▸ **DATA**:
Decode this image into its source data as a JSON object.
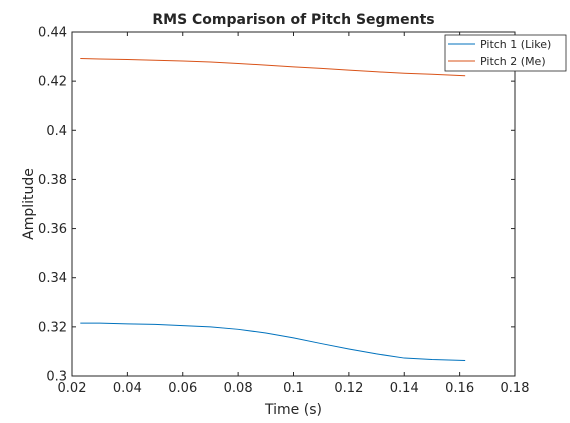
{
  "chart_data": {
    "type": "line",
    "title": "RMS Comparison of Pitch Segments",
    "xlabel": "Time (s)",
    "ylabel": "Amplitude",
    "xlim": [
      0.02,
      0.18
    ],
    "ylim": [
      0.3,
      0.44
    ],
    "x_ticks": [
      0.02,
      0.04,
      0.06,
      0.08,
      0.1,
      0.12,
      0.14,
      0.16,
      0.18
    ],
    "x_tick_labels": [
      "0.02",
      "0.04",
      "0.06",
      "0.08",
      "0.1",
      "0.12",
      "0.14",
      "0.16",
      "0.18"
    ],
    "y_ticks": [
      0.3,
      0.32,
      0.34,
      0.36,
      0.38,
      0.4,
      0.42,
      0.44
    ],
    "y_tick_labels": [
      "0.3",
      "0.32",
      "0.34",
      "0.36",
      "0.38",
      "0.4",
      "0.42",
      "0.44"
    ],
    "grid": false,
    "legend_position": "top-right",
    "series": [
      {
        "name": "Pitch 1 (Like)",
        "color": "#0072BD",
        "x": [
          0.023,
          0.03,
          0.04,
          0.05,
          0.06,
          0.07,
          0.08,
          0.09,
          0.1,
          0.11,
          0.12,
          0.13,
          0.14,
          0.15,
          0.162
        ],
        "y": [
          0.3215,
          0.3215,
          0.3212,
          0.321,
          0.3205,
          0.32,
          0.319,
          0.3175,
          0.3155,
          0.3132,
          0.311,
          0.309,
          0.3073,
          0.3067,
          0.3063
        ]
      },
      {
        "name": "Pitch 2 (Me)",
        "color": "#D95319",
        "x": [
          0.023,
          0.03,
          0.04,
          0.05,
          0.06,
          0.07,
          0.08,
          0.09,
          0.1,
          0.11,
          0.12,
          0.13,
          0.14,
          0.15,
          0.162
        ],
        "y": [
          0.4292,
          0.429,
          0.4288,
          0.4285,
          0.4282,
          0.4278,
          0.4272,
          0.4265,
          0.4258,
          0.4252,
          0.4245,
          0.4238,
          0.4232,
          0.4228,
          0.4222
        ]
      }
    ]
  }
}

▸ **JOB**:
Return the entries unchanged, save for the pictures, which do not belong in the copy.

▸ **OUTPUT**:
Decode this image into its source data as a JSON object.
{
  "chart_data": {
    "type": "line",
    "title": "RMS Comparison of Pitch Segments",
    "xlabel": "Time (s)",
    "ylabel": "Amplitude",
    "xlim": [
      0.02,
      0.18
    ],
    "ylim": [
      0.3,
      0.44
    ],
    "x_ticks": [
      0.02,
      0.04,
      0.06,
      0.08,
      0.1,
      0.12,
      0.14,
      0.16,
      0.18
    ],
    "x_tick_labels": [
      "0.02",
      "0.04",
      "0.06",
      "0.08",
      "0.1",
      "0.12",
      "0.14",
      "0.16",
      "0.18"
    ],
    "y_ticks": [
      0.3,
      0.32,
      0.34,
      0.36,
      0.38,
      0.4,
      0.42,
      0.44
    ],
    "y_tick_labels": [
      "0.3",
      "0.32",
      "0.34",
      "0.36",
      "0.38",
      "0.4",
      "0.42",
      "0.44"
    ],
    "grid": false,
    "legend_position": "top-right",
    "series": [
      {
        "name": "Pitch 1 (Like)",
        "color": "#0072BD",
        "x": [
          0.023,
          0.03,
          0.04,
          0.05,
          0.06,
          0.07,
          0.08,
          0.09,
          0.1,
          0.11,
          0.12,
          0.13,
          0.14,
          0.15,
          0.162
        ],
        "y": [
          0.3215,
          0.3215,
          0.3212,
          0.321,
          0.3205,
          0.32,
          0.319,
          0.3175,
          0.3155,
          0.3132,
          0.311,
          0.309,
          0.3073,
          0.3067,
          0.3063
        ]
      },
      {
        "name": "Pitch 2 (Me)",
        "color": "#D95319",
        "x": [
          0.023,
          0.03,
          0.04,
          0.05,
          0.06,
          0.07,
          0.08,
          0.09,
          0.1,
          0.11,
          0.12,
          0.13,
          0.14,
          0.15,
          0.162
        ],
        "y": [
          0.4292,
          0.429,
          0.4288,
          0.4285,
          0.4282,
          0.4278,
          0.4272,
          0.4265,
          0.4258,
          0.4252,
          0.4245,
          0.4238,
          0.4232,
          0.4228,
          0.4222
        ]
      }
    ]
  }
}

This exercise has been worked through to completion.